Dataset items
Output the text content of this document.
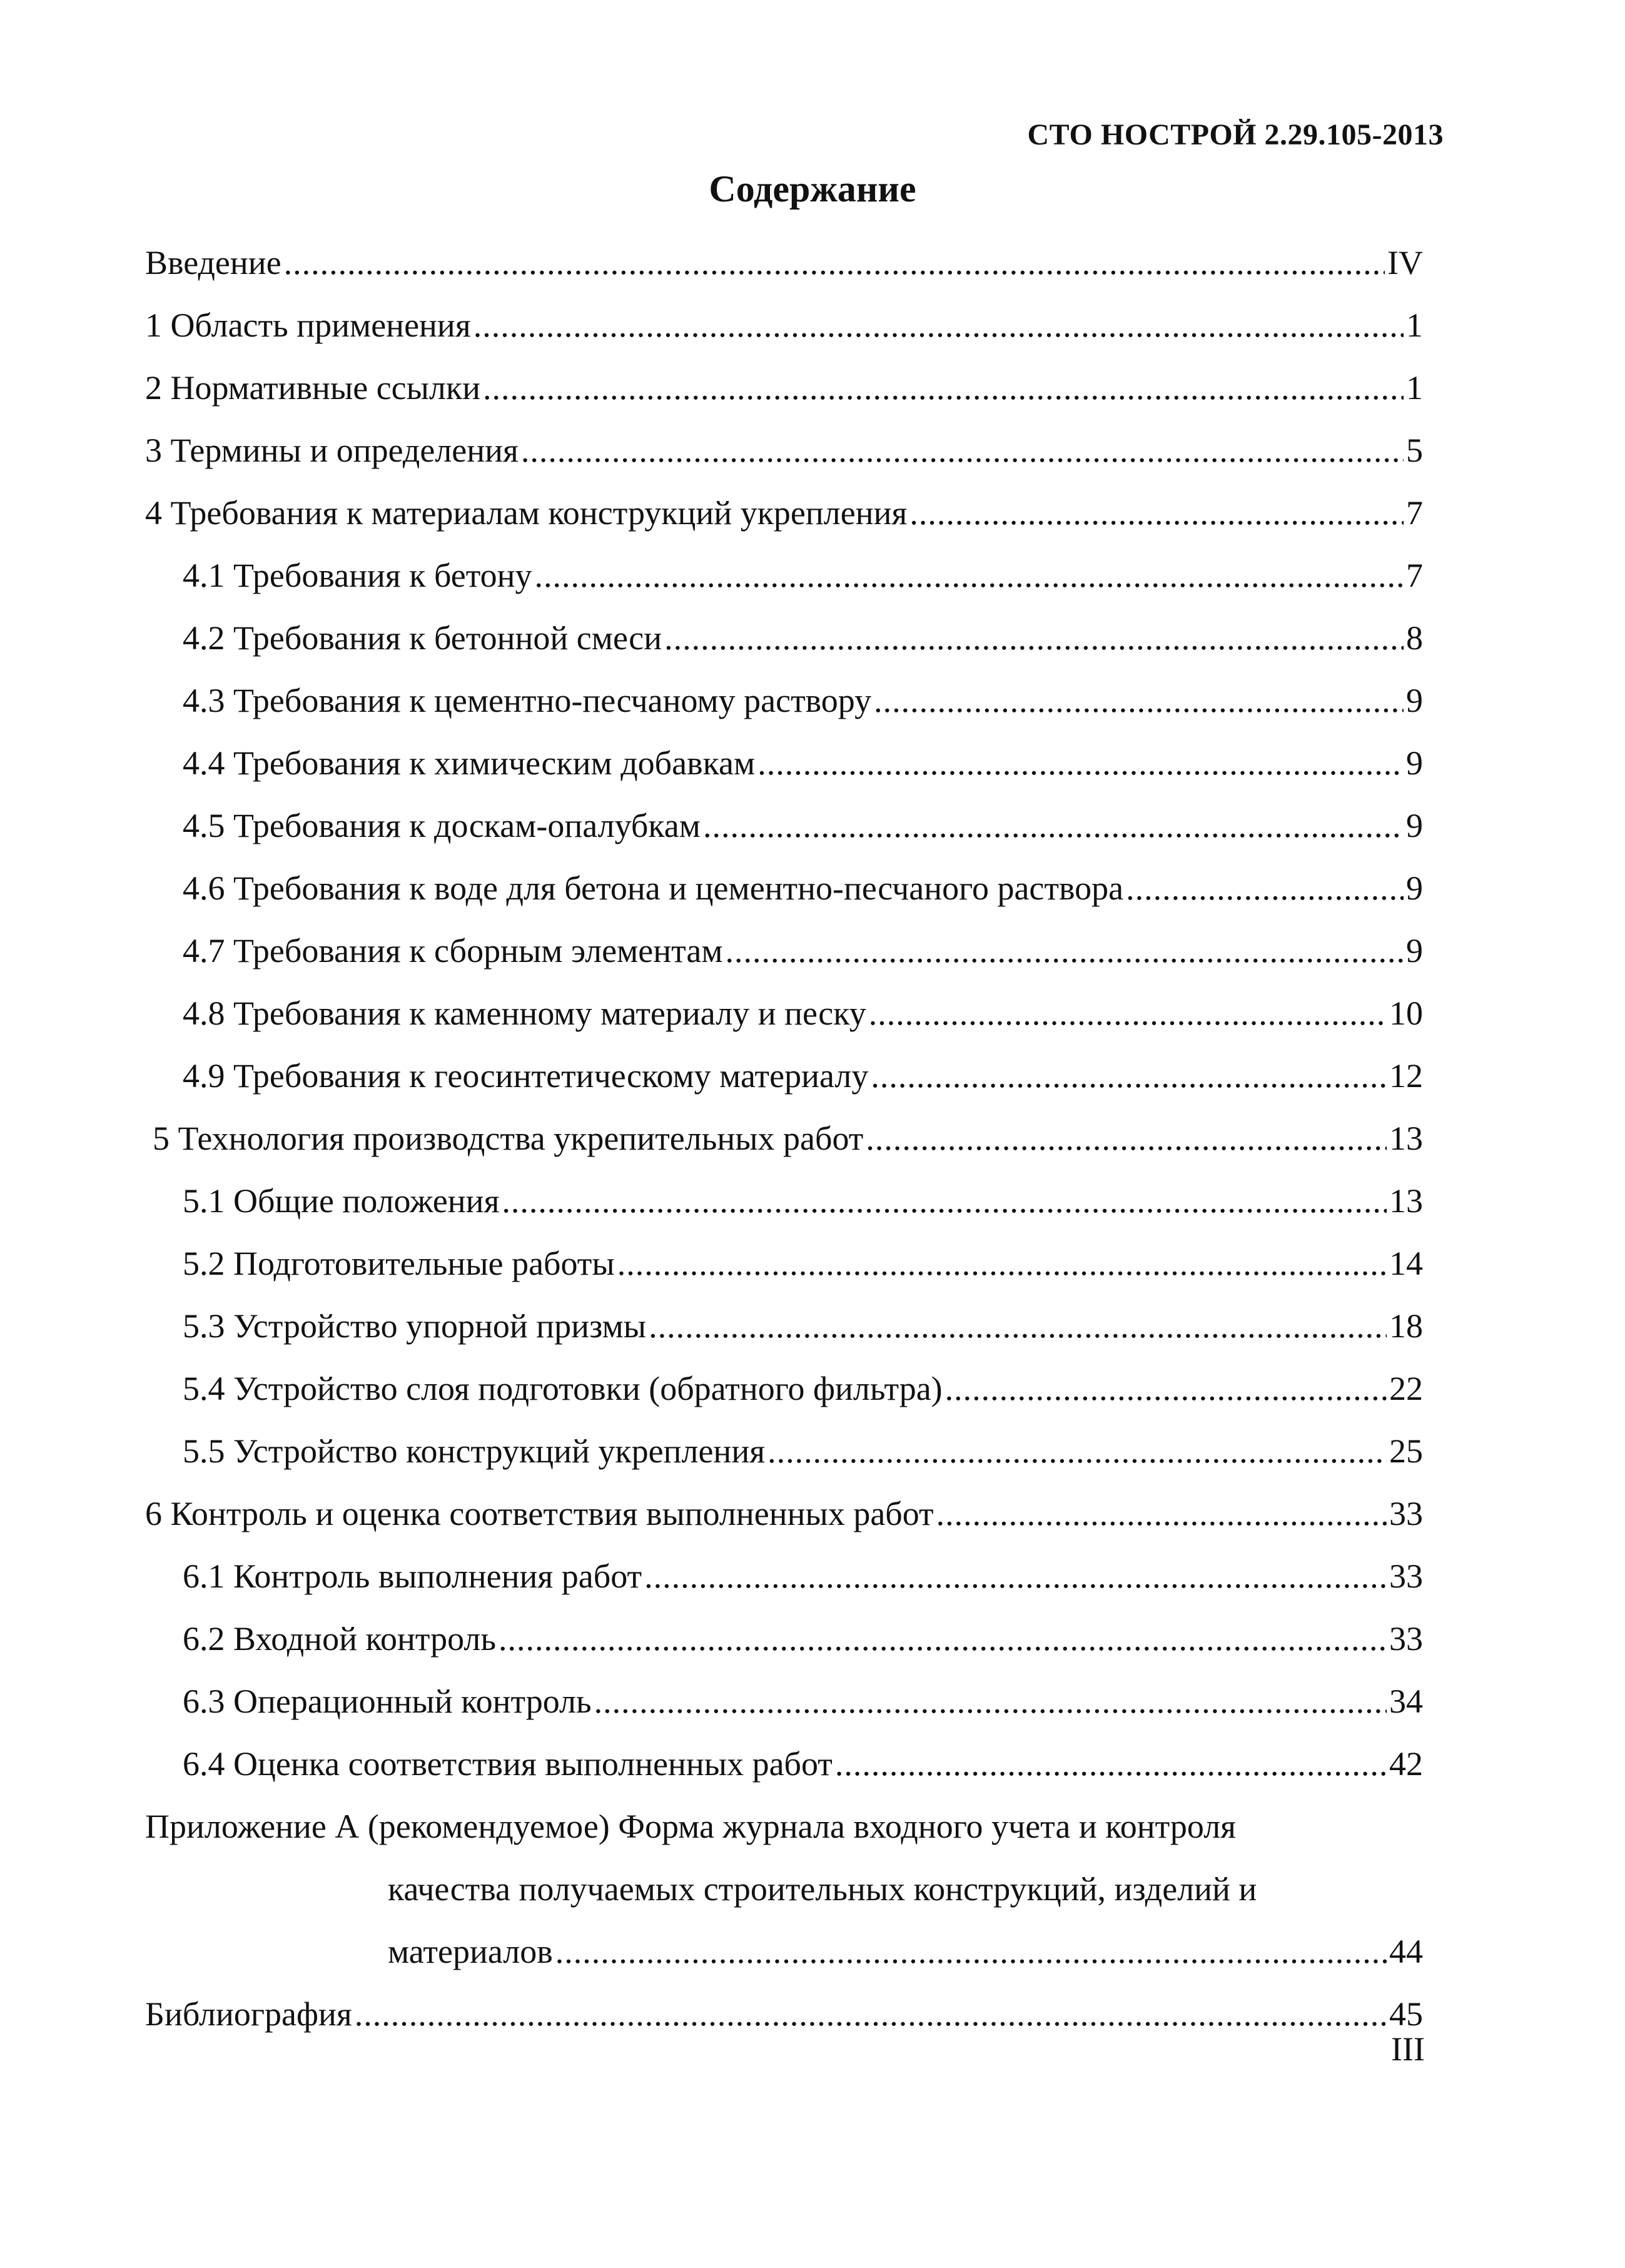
СТО НОСТРОЙ 2.29.105-2013
Содержание
Введение .....	IV
1 Область применения .....	1
2 Нормативные ссылки .....	1
3 Термины и определения .....	5
4 Требования к материалам конструкций укрепления .....	7
4.1 Требования к бетону .....	7
4.2 Требования к бетонной смеси .....	8
4.3 Требования к цементно-песчаному раствору .....	9
4.4 Требования к химическим добавкам .....	9
4.5 Требования к доскам-опалубкам .....	9
4.6 Требования к воде для бетона и цементно-песчаного раствора .....	9
4.7 Требования к сборным элементам .....	9
4.8 Требования к каменному материалу и песку .....	10
4.9 Требования к геосинтетическому материалу .....	12
5 Технология производства укрепительных работ .....	13
5.1 Общие положения .....	13
5.2 Подготовительные работы .....	14
5.3 Устройство упорной призмы .....	18
5.4 Устройство слоя подготовки (обратного фильтра) .....	22
5.5 Устройство конструкций укрепления .....	25
6 Контроль и оценка соответствия выполненных работ .....	33
6.1 Контроль выполнения работ .....	33
6.2 Входной контроль .....	33
6.3 Операционный контроль .....	34
6.4 Оценка соответствия выполненных работ .....	42
Приложение А (рекомендуемое) Форма журнала входного учета и контроля
качества получаемых строительных конструкций, изделий и
материалов .....	44
Библиография .....	45
III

> AIM OF THE TASK: Scan the lines for the string "конструкций". Pick out every line that has it.

> EXERCISE OUTPUT:
4 Требования к материалам конструкций укрепления .....	7
5.5 Устройство конструкций укрепления .....	25
качества получаемых строительных конструкций, изделий и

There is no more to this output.